• **Objective**:
Search the material below for the string "document" and list each line that holds it.

• **Provided records**:
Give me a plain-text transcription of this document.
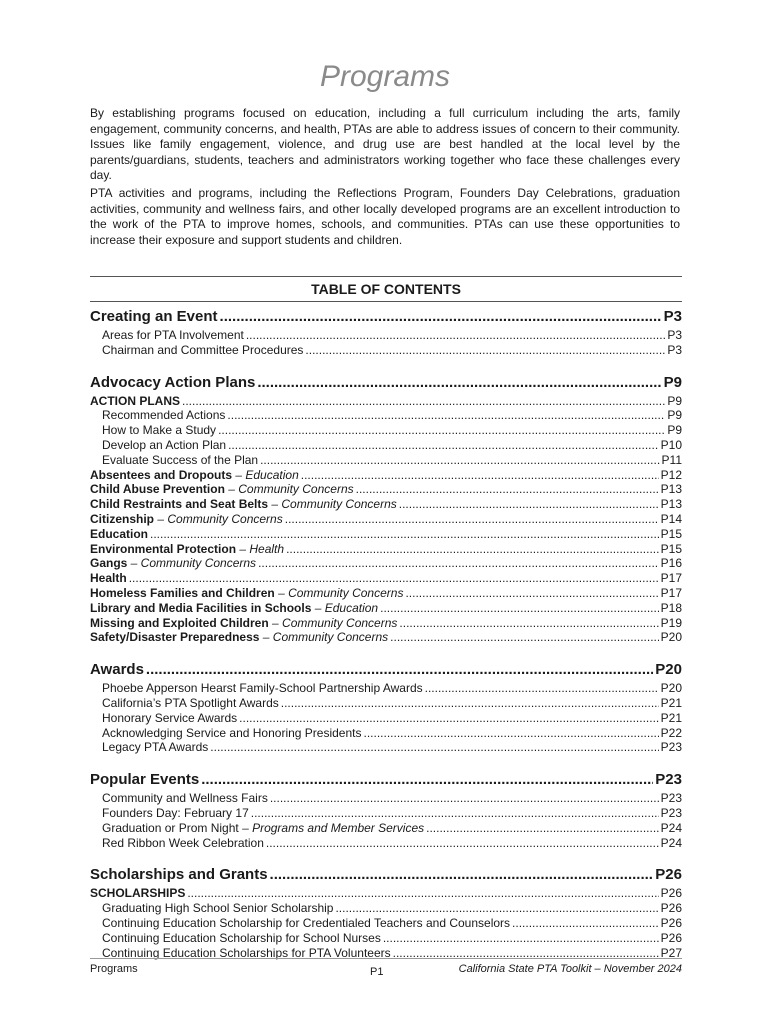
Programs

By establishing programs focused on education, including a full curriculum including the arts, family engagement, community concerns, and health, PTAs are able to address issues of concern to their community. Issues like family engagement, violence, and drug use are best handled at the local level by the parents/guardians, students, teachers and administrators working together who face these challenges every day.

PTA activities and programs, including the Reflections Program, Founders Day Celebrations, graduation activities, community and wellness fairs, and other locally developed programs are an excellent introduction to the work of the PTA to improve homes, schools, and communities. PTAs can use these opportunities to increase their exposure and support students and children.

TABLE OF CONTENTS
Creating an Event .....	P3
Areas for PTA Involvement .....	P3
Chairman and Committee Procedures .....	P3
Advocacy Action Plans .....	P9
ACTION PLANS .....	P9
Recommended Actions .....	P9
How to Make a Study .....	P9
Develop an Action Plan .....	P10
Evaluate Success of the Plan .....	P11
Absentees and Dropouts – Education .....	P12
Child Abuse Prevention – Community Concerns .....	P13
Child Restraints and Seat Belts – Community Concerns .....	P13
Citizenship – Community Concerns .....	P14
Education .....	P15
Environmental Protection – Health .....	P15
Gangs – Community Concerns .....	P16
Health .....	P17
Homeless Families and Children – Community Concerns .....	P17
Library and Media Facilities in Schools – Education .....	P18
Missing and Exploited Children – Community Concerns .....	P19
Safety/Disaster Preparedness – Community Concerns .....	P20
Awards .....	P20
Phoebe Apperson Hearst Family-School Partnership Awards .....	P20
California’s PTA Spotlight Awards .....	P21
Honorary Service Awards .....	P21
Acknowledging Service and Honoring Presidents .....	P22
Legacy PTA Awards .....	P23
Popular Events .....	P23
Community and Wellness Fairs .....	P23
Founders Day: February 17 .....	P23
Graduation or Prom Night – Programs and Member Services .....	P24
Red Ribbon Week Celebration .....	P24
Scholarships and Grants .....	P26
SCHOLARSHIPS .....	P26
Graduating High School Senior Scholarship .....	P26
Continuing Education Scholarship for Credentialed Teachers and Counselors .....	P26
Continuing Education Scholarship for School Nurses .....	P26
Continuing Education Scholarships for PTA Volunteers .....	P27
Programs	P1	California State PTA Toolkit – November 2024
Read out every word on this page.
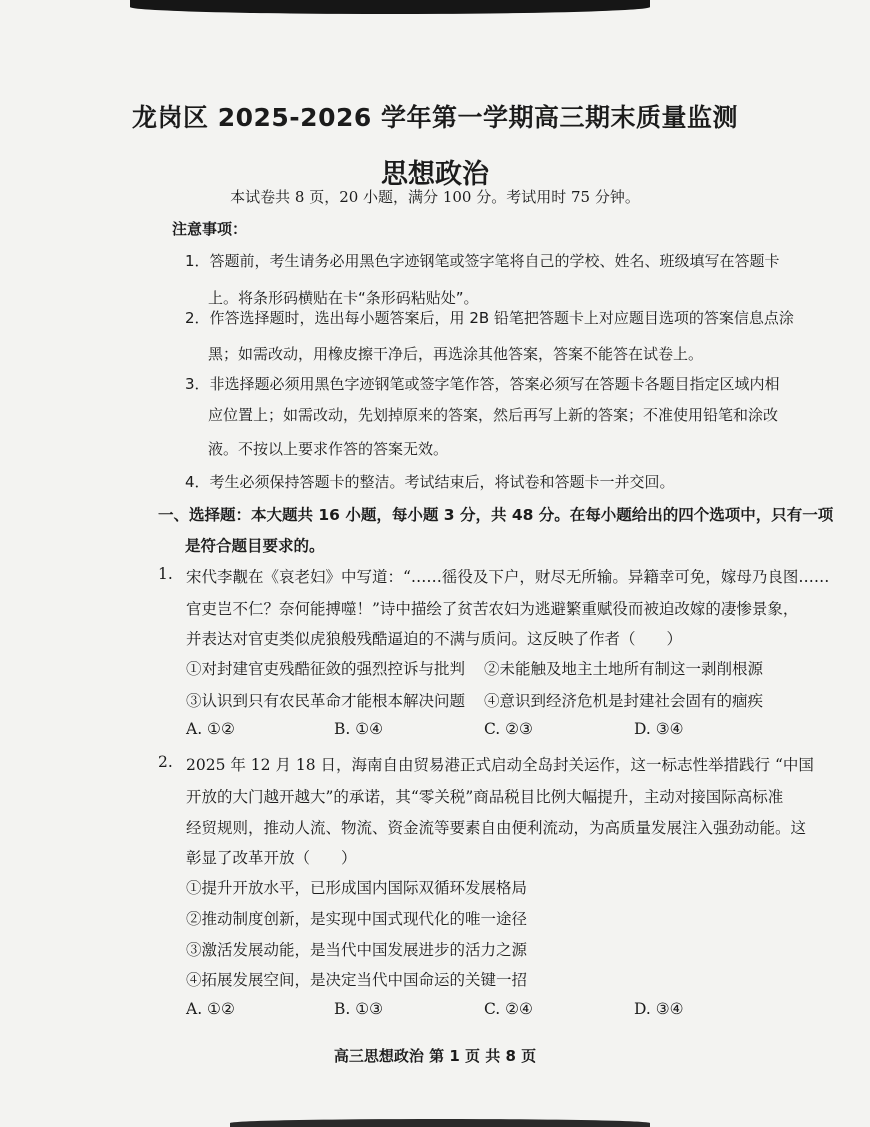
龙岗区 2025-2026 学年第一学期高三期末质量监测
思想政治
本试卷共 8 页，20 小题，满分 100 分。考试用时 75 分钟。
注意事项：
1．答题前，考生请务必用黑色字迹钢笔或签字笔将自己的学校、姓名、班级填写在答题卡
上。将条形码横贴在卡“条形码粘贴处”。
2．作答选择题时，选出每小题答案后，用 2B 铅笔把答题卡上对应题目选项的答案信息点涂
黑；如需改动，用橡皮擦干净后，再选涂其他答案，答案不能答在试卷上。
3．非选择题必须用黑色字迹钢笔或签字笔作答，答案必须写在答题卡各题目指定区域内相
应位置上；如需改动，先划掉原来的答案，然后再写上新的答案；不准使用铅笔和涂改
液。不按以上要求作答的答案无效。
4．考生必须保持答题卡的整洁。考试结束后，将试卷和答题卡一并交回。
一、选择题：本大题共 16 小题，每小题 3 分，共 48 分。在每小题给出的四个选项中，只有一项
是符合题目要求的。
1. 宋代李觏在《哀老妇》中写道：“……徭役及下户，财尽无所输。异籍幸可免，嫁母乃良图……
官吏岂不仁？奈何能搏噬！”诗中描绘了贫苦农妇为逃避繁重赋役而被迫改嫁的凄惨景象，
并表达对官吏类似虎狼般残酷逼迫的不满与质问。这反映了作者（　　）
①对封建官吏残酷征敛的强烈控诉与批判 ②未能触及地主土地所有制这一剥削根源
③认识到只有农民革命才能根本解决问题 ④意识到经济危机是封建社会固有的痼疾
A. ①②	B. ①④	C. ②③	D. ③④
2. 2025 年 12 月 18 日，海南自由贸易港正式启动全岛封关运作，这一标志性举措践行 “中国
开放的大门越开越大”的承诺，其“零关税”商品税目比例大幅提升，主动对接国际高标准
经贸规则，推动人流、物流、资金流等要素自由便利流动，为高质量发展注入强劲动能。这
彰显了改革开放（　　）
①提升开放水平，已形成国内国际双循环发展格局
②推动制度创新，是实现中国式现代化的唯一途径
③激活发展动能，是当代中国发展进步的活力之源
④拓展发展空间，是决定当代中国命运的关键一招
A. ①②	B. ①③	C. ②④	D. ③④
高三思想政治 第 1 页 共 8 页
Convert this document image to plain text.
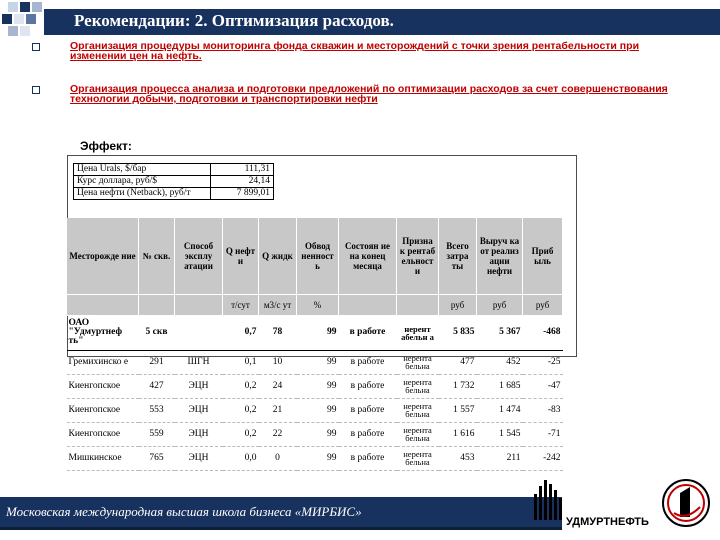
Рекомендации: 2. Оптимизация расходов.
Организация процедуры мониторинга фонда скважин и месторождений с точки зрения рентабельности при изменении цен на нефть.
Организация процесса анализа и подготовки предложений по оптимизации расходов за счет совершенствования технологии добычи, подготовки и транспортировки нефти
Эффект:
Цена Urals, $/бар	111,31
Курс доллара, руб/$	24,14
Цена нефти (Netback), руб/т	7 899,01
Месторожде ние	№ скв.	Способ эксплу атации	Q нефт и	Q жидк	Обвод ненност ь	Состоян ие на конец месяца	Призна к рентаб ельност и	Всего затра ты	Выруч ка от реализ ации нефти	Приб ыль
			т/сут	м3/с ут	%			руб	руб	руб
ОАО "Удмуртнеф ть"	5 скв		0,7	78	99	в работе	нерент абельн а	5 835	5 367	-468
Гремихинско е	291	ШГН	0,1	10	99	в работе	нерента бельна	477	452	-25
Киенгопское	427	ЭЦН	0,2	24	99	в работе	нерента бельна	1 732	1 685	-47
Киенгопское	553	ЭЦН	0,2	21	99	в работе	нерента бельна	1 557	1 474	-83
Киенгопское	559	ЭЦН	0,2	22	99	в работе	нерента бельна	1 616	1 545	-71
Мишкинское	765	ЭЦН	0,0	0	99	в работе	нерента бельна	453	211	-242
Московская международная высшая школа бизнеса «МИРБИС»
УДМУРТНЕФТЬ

• **The answer**:
Give me a plain-text transcription of this document.
Convert this document image to plain text.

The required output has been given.